#### What to work on:
Your task is to write out the complete listing exactly as it is shown.

[START OF Material supplied]

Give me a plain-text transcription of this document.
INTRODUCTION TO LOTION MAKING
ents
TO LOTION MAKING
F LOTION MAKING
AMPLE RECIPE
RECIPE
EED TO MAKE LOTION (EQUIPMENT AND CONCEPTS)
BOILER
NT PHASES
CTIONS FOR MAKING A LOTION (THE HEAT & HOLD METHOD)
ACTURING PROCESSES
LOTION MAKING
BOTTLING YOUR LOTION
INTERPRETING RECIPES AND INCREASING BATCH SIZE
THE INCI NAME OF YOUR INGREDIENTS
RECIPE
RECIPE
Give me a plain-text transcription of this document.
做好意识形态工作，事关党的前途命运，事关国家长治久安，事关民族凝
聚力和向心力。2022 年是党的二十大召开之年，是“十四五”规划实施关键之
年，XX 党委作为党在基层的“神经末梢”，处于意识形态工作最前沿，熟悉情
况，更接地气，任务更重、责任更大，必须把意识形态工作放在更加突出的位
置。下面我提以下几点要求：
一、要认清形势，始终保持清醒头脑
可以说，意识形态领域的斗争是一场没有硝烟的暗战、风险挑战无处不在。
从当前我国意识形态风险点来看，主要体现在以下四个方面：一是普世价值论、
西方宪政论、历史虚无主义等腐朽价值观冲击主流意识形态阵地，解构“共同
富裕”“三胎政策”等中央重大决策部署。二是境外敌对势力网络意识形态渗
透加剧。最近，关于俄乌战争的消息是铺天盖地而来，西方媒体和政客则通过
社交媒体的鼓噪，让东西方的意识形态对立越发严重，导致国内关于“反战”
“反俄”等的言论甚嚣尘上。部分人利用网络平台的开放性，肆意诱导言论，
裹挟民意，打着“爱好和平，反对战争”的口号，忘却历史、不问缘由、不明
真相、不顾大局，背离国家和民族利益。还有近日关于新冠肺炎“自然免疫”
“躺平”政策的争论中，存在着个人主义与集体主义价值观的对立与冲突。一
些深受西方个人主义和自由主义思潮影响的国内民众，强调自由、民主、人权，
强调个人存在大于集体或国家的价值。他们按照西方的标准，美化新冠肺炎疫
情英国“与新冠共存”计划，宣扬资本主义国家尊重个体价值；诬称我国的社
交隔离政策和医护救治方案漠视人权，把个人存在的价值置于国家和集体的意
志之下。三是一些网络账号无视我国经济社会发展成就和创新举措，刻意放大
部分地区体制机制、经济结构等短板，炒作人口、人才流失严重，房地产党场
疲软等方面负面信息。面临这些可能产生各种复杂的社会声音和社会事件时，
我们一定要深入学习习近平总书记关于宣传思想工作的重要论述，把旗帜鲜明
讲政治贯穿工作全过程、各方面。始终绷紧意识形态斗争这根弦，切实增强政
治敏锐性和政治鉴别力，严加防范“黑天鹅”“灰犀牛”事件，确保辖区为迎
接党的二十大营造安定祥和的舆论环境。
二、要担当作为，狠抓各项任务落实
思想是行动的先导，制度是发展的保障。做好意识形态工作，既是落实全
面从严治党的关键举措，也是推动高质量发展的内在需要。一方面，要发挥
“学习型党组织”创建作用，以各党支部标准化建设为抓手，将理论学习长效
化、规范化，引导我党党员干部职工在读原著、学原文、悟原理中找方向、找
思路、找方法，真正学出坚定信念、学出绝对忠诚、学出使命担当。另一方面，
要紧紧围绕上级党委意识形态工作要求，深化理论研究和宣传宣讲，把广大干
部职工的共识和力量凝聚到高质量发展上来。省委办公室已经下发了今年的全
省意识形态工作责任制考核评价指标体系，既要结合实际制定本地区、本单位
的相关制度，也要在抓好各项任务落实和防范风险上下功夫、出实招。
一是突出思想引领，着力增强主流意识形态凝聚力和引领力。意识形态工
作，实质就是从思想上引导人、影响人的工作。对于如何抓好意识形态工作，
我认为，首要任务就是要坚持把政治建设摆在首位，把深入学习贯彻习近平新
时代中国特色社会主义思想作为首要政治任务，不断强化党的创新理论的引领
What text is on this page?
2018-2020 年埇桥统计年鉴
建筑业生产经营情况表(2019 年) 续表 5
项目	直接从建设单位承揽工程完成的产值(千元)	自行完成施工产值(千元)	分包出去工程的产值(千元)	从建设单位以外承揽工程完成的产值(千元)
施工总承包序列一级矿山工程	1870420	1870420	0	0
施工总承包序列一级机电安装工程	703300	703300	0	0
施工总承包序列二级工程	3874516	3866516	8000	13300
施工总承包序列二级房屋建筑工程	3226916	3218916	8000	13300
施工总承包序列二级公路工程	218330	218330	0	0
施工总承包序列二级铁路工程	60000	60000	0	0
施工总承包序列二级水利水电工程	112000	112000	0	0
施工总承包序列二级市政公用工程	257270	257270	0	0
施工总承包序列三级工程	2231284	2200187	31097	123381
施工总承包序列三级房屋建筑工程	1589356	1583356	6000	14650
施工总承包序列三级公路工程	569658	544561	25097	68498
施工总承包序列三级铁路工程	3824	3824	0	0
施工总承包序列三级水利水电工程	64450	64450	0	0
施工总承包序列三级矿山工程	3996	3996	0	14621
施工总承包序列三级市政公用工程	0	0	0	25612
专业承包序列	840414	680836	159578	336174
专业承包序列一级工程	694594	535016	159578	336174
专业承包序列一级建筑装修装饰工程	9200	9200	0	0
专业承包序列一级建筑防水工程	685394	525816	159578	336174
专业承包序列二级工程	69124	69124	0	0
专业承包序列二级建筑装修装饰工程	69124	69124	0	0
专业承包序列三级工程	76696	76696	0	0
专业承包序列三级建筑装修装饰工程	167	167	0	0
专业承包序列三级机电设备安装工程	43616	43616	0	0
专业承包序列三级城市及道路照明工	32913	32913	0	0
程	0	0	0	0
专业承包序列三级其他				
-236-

[END OF Material supplied]

#### Reply to the task:
Give me a plain-text transcription of this document.
INTRODUCTION TO LOTION MAKING
ents
TO LOTION MAKING
F LOTION MAKING
AMPLE RECIPE
RECIPE
EED TO MAKE LOTION (EQUIPMENT AND CONCEPTS)
BOILER
NT PHASES
CTIONS FOR MAKING A LOTION (THE HEAT & HOLD METHOD)
ACTURING PROCESSES
LOTION MAKING
BOTTLING YOUR LOTION
INTERPRETING RECIPES AND INCREASING BATCH SIZE
THE INCI NAME OF YOUR INGREDIENTS
RECIPE
RECIPE
Give me a plain-text transcription of this document.
做好意识形态工作，事关党的前途命运，事关国家长治久安，事关民族凝
聚力和向心力。2022 年是党的二十大召开之年，是“十四五”规划实施关键之
年，XX 党委作为党在基层的“神经末梢”，处于意识形态工作最前沿，熟悉情
况，更接地气，任务更重、责任更大，必须把意识形态工作放在更加突出的位
置。下面我提以下几点要求：
一、要认清形势，始终保持清醒头脑
可以说，意识形态领域的斗争是一场没有硝烟的暗战、风险挑战无处不在。
从当前我国意识形态风险点来看，主要体现在以下四个方面：一是普世价值论、
西方宪政论、历史虚无主义等腐朽价值观冲击主流意识形态阵地，解构“共同
富裕”“三胎政策”等中央重大决策部署。二是境外敌对势力网络意识形态渗
透加剧。最近，关于俄乌战争的消息是铺天盖地而来，西方媒体和政客则通过
社交媒体的鼓噪，让东西方的意识形态对立越发严重，导致国内关于“反战”
“反俄”等的言论甚嚣尘上。部分人利用网络平台的开放性，肆意诱导言论，
裹挟民意，打着“爱好和平，反对战争”的口号，忘却历史、不问缘由、不明
真相、不顾大局，背离国家和民族利益。还有近日关于新冠肺炎“自然免疫”
“躺平”政策的争论中，存在着个人主义与集体主义价值观的对立与冲突。一
些深受西方个人主义和自由主义思潮影响的国内民众，强调自由、民主、人权，
强调个人存在大于集体或国家的价值。他们按照西方的标准，美化新冠肺炎疫
情英国“与新冠共存”计划，宣扬资本主义国家尊重个体价值；诬称我国的社
交隔离政策和医护救治方案漠视人权，把个人存在的价值置于国家和集体的意
志之下。三是一些网络账号无视我国经济社会发展成就和创新举措，刻意放大
部分地区体制机制、经济结构等短板，炒作人口、人才流失严重，房地产党场
疲软等方面负面信息。面临这些可能产生各种复杂的社会声音和社会事件时，
我们一定要深入学习习近平总书记关于宣传思想工作的重要论述，把旗帜鲜明
讲政治贯穿工作全过程、各方面。始终绷紧意识形态斗争这根弦，切实增强政
治敏锐性和政治鉴别力，严加防范“黑天鹅”“灰犀牛”事件，确保辖区为迎
接党的二十大营造安定祥和的舆论环境。
二、要担当作为，狠抓各项任务落实
思想是行动的先导，制度是发展的保障。做好意识形态工作，既是落实全
面从严治党的关键举措，也是推动高质量发展的内在需要。一方面，要发挥
“学习型党组织”创建作用，以各党支部标准化建设为抓手，将理论学习长效
化、规范化，引导我党党员干部职工在读原著、学原文、悟原理中找方向、找
思路、找方法，真正学出坚定信念、学出绝对忠诚、学出使命担当。另一方面，
要紧紧围绕上级党委意识形态工作要求，深化理论研究和宣传宣讲，把广大干
部职工的共识和力量凝聚到高质量发展上来。省委办公室已经下发了今年的全
省意识形态工作责任制考核评价指标体系，既要结合实际制定本地区、本单位
的相关制度，也要在抓好各项任务落实和防范风险上下功夫、出实招。
一是突出思想引领，着力增强主流意识形态凝聚力和引领力。意识形态工
作，实质就是从思想上引导人、影响人的工作。对于如何抓好意识形态工作，
我认为，首要任务就是要坚持把政治建设摆在首位，把深入学习贯彻习近平新
时代中国特色社会主义思想作为首要政治任务，不断强化党的创新理论的引领
What text is on this page?
2018-2020 年埇桥统计年鉴
建筑业生产经营情况表(2019 年) 续表 5
项目	直接从建设单位承揽工程完成的产值(千元)	自行完成施工产值(千元)	分包出去工程的产值(千元)	从建设单位以外承揽工程完成的产值(千元)
施工总承包序列一级矿山工程	1870420	1870420	0	0
施工总承包序列一级机电安装工程	703300	703300	0	0
施工总承包序列二级工程	3874516	3866516	8000	13300
施工总承包序列二级房屋建筑工程	3226916	3218916	8000	13300
施工总承包序列二级公路工程	218330	218330	0	0
施工总承包序列二级铁路工程	60000	60000	0	0
施工总承包序列二级水利水电工程	112000	112000	0	0
施工总承包序列二级市政公用工程	257270	257270	0	0
施工总承包序列三级工程	2231284	2200187	31097	123381
施工总承包序列三级房屋建筑工程	1589356	1583356	6000	14650
施工总承包序列三级公路工程	569658	544561	25097	68498
施工总承包序列三级铁路工程	3824	3824	0	0
施工总承包序列三级水利水电工程	64450	64450	0	0
施工总承包序列三级矿山工程	3996	3996	0	14621
施工总承包序列三级市政公用工程	0	0	0	25612
专业承包序列	840414	680836	159578	336174
专业承包序列一级工程	694594	535016	159578	336174
专业承包序列一级建筑装修装饰工程	9200	9200	0	0
专业承包序列一级建筑防水工程	685394	525816	159578	336174
专业承包序列二级工程	69124	69124	0	0
专业承包序列二级建筑装修装饰工程	69124	69124	0	0
专业承包序列三级工程	76696	76696	0	0
专业承包序列三级建筑装修装饰工程	167	167	0	0
专业承包序列三级机电设备安装工程	43616	43616	0	0
专业承包序列三级城市及道路照明工	32913	32913	0	0
程	0	0	0	0
专业承包序列三级其他				
-236-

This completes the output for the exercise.